DIRECTIONS
Repeat every line below exactly, word for word.

---------- EXERCISE DATA

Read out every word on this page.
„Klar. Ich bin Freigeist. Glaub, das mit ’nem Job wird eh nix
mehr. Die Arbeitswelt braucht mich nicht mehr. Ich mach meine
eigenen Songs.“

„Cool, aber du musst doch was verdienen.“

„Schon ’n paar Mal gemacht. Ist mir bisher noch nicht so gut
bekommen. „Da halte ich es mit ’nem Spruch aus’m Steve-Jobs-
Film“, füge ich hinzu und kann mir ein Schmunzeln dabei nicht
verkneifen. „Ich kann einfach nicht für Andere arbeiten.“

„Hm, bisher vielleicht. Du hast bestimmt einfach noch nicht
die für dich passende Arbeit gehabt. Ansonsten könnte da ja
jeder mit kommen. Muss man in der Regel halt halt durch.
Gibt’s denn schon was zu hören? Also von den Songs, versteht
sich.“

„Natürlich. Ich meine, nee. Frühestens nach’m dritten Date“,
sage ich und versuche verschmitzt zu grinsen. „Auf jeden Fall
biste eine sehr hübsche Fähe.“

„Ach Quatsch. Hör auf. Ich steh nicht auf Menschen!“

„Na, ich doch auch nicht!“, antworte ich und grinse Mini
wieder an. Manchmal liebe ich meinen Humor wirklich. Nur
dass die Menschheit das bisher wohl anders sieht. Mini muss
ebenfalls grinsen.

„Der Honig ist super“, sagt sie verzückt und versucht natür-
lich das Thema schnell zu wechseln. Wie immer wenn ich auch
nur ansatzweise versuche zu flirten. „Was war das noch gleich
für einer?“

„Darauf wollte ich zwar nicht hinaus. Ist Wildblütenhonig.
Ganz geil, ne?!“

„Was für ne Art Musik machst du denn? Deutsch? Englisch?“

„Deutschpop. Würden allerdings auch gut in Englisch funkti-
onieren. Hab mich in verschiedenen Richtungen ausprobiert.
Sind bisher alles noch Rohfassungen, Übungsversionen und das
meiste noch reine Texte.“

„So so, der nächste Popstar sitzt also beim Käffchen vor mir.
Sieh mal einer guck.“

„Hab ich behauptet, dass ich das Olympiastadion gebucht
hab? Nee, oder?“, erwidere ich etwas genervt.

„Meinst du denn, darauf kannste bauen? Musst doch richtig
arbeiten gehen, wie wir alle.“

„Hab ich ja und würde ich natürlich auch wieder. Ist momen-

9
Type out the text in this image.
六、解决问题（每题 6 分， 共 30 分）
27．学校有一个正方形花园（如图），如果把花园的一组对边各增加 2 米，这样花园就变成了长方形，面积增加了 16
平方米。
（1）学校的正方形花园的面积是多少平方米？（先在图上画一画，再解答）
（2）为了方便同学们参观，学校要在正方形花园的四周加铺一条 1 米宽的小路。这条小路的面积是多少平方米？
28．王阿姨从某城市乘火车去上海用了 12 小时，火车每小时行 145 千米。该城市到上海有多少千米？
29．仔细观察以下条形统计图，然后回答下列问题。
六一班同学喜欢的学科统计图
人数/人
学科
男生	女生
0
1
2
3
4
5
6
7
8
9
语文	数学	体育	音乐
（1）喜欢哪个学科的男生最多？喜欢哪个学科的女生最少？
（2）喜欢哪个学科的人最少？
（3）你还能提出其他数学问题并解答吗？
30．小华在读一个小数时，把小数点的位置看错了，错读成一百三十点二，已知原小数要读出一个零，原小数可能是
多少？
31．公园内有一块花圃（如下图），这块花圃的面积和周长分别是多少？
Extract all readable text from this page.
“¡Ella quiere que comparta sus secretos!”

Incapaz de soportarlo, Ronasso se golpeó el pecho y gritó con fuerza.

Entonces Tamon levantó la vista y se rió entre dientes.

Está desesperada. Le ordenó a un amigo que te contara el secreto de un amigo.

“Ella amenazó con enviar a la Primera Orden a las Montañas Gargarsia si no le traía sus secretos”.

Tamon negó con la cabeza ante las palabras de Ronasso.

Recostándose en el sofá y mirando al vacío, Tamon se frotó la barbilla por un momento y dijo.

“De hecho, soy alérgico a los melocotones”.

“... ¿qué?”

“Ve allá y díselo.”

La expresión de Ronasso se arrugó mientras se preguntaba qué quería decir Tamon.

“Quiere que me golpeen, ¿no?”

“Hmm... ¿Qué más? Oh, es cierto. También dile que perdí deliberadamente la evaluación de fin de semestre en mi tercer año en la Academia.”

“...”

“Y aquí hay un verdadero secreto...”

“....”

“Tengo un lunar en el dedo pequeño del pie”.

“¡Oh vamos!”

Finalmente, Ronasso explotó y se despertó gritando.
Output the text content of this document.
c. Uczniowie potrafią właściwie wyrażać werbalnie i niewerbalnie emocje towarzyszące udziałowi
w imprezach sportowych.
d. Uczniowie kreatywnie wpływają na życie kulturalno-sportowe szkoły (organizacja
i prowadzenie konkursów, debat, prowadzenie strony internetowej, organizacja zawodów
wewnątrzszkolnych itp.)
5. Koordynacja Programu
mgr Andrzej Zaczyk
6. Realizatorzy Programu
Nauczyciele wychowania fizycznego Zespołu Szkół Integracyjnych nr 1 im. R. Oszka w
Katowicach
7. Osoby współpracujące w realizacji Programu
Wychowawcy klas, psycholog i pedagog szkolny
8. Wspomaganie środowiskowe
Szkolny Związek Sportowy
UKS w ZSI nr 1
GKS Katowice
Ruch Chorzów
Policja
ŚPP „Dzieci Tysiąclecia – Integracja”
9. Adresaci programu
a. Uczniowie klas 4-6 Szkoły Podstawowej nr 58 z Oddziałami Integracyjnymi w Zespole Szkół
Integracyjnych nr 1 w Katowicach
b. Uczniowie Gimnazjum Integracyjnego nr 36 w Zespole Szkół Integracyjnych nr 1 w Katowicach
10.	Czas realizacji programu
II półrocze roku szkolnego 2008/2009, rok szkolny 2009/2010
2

--------------------

FINAL RESULT
Read out every word on this page.
„Klar. Ich bin Freigeist. Glaub, das mit ’nem Job wird eh nix
mehr. Die Arbeitswelt braucht mich nicht mehr. Ich mach meine
eigenen Songs.“

„Cool, aber du musst doch was verdienen.“

„Schon ’n paar Mal gemacht. Ist mir bisher noch nicht so gut
bekommen. „Da halte ich es mit ’nem Spruch aus’m Steve-Jobs-
Film“, füge ich hinzu und kann mir ein Schmunzeln dabei nicht
verkneifen. „Ich kann einfach nicht für Andere arbeiten.“

„Hm, bisher vielleicht. Du hast bestimmt einfach noch nicht
die für dich passende Arbeit gehabt. Ansonsten könnte da ja
jeder mit kommen. Muss man in der Regel halt halt durch.
Gibt’s denn schon was zu hören? Also von den Songs, versteht
sich.“

„Natürlich. Ich meine, nee. Frühestens nach’m dritten Date“,
sage ich und versuche verschmitzt zu grinsen. „Auf jeden Fall
biste eine sehr hübsche Fähe.“

„Ach Quatsch. Hör auf. Ich steh nicht auf Menschen!“

„Na, ich doch auch nicht!“, antworte ich und grinse Mini
wieder an. Manchmal liebe ich meinen Humor wirklich. Nur
dass die Menschheit das bisher wohl anders sieht. Mini muss
ebenfalls grinsen.

„Der Honig ist super“, sagt sie verzückt und versucht natür-
lich das Thema schnell zu wechseln. Wie immer wenn ich auch
nur ansatzweise versuche zu flirten. „Was war das noch gleich
für einer?“

„Darauf wollte ich zwar nicht hinaus. Ist Wildblütenhonig.
Ganz geil, ne?!“

„Was für ne Art Musik machst du denn? Deutsch? Englisch?“

„Deutschpop. Würden allerdings auch gut in Englisch funkti-
onieren. Hab mich in verschiedenen Richtungen ausprobiert.
Sind bisher alles noch Rohfassungen, Übungsversionen und das
meiste noch reine Texte.“

„So so, der nächste Popstar sitzt also beim Käffchen vor mir.
Sieh mal einer guck.“

„Hab ich behauptet, dass ich das Olympiastadion gebucht
hab? Nee, oder?“, erwidere ich etwas genervt.

„Meinst du denn, darauf kannste bauen? Musst doch richtig
arbeiten gehen, wie wir alle.“

„Hab ich ja und würde ich natürlich auch wieder. Ist momen-

9
Type out the text in this image.
六、解决问题（每题 6 分， 共 30 分）
27．学校有一个正方形花园（如图），如果把花园的一组对边各增加 2 米，这样花园就变成了长方形，面积增加了 16
平方米。
（1）学校的正方形花园的面积是多少平方米？（先在图上画一画，再解答）
（2）为了方便同学们参观，学校要在正方形花园的四周加铺一条 1 米宽的小路。这条小路的面积是多少平方米？
28．王阿姨从某城市乘火车去上海用了 12 小时，火车每小时行 145 千米。该城市到上海有多少千米？
29．仔细观察以下条形统计图，然后回答下列问题。
六一班同学喜欢的学科统计图
人数/人
学科
男生	女生
0
1
2
3
4
5
6
7
8
9
语文	数学	体育	音乐
（1）喜欢哪个学科的男生最多？喜欢哪个学科的女生最少？
（2）喜欢哪个学科的人最少？
（3）你还能提出其他数学问题并解答吗？
30．小华在读一个小数时，把小数点的位置看错了，错读成一百三十点二，已知原小数要读出一个零，原小数可能是
多少？
31．公园内有一块花圃（如下图），这块花圃的面积和周长分别是多少？
Extract all readable text from this page.
“¡Ella quiere que comparta sus secretos!”

Incapaz de soportarlo, Ronasso se golpeó el pecho y gritó con fuerza.

Entonces Tamon levantó la vista y se rió entre dientes.

Está desesperada. Le ordenó a un amigo que te contara el secreto de un amigo.

“Ella amenazó con enviar a la Primera Orden a las Montañas Gargarsia si no le traía sus secretos”.

Tamon negó con la cabeza ante las palabras de Ronasso.

Recostándose en el sofá y mirando al vacío, Tamon se frotó la barbilla por un momento y dijo.

“De hecho, soy alérgico a los melocotones”.

“... ¿qué?”

“Ve allá y díselo.”

La expresión de Ronasso se arrugó mientras se preguntaba qué quería decir Tamon.

“Quiere que me golpeen, ¿no?”

“Hmm... ¿Qué más? Oh, es cierto. También dile que perdí deliberadamente la evaluación de fin de semestre en mi tercer año en la Academia.”

“...”

“Y aquí hay un verdadero secreto...”

“....”

“Tengo un lunar en el dedo pequeño del pie”.

“¡Oh vamos!”

Finalmente, Ronasso explotó y se despertó gritando.
Output the text content of this document.
c. Uczniowie potrafią właściwie wyrażać werbalnie i niewerbalnie emocje towarzyszące udziałowi
w imprezach sportowych.
d. Uczniowie kreatywnie wpływają na życie kulturalno-sportowe szkoły (organizacja
i prowadzenie konkursów, debat, prowadzenie strony internetowej, organizacja zawodów
wewnątrzszkolnych itp.)
5. Koordynacja Programu
mgr Andrzej Zaczyk
6. Realizatorzy Programu
Nauczyciele wychowania fizycznego Zespołu Szkół Integracyjnych nr 1 im. R. Oszka w
Katowicach
7. Osoby współpracujące w realizacji Programu
Wychowawcy klas, psycholog i pedagog szkolny
8. Wspomaganie środowiskowe
Szkolny Związek Sportowy
UKS w ZSI nr 1
GKS Katowice
Ruch Chorzów
Policja
ŚPP „Dzieci Tysiąclecia – Integracja”
9. Adresaci programu
a. Uczniowie klas 4-6 Szkoły Podstawowej nr 58 z Oddziałami Integracyjnymi w Zespole Szkół
Integracyjnych nr 1 w Katowicach
b. Uczniowie Gimnazjum Integracyjnego nr 36 w Zespole Szkół Integracyjnych nr 1 w Katowicach
10.	Czas realizacji programu
II półrocze roku szkolnego 2008/2009, rok szkolny 2009/2010
2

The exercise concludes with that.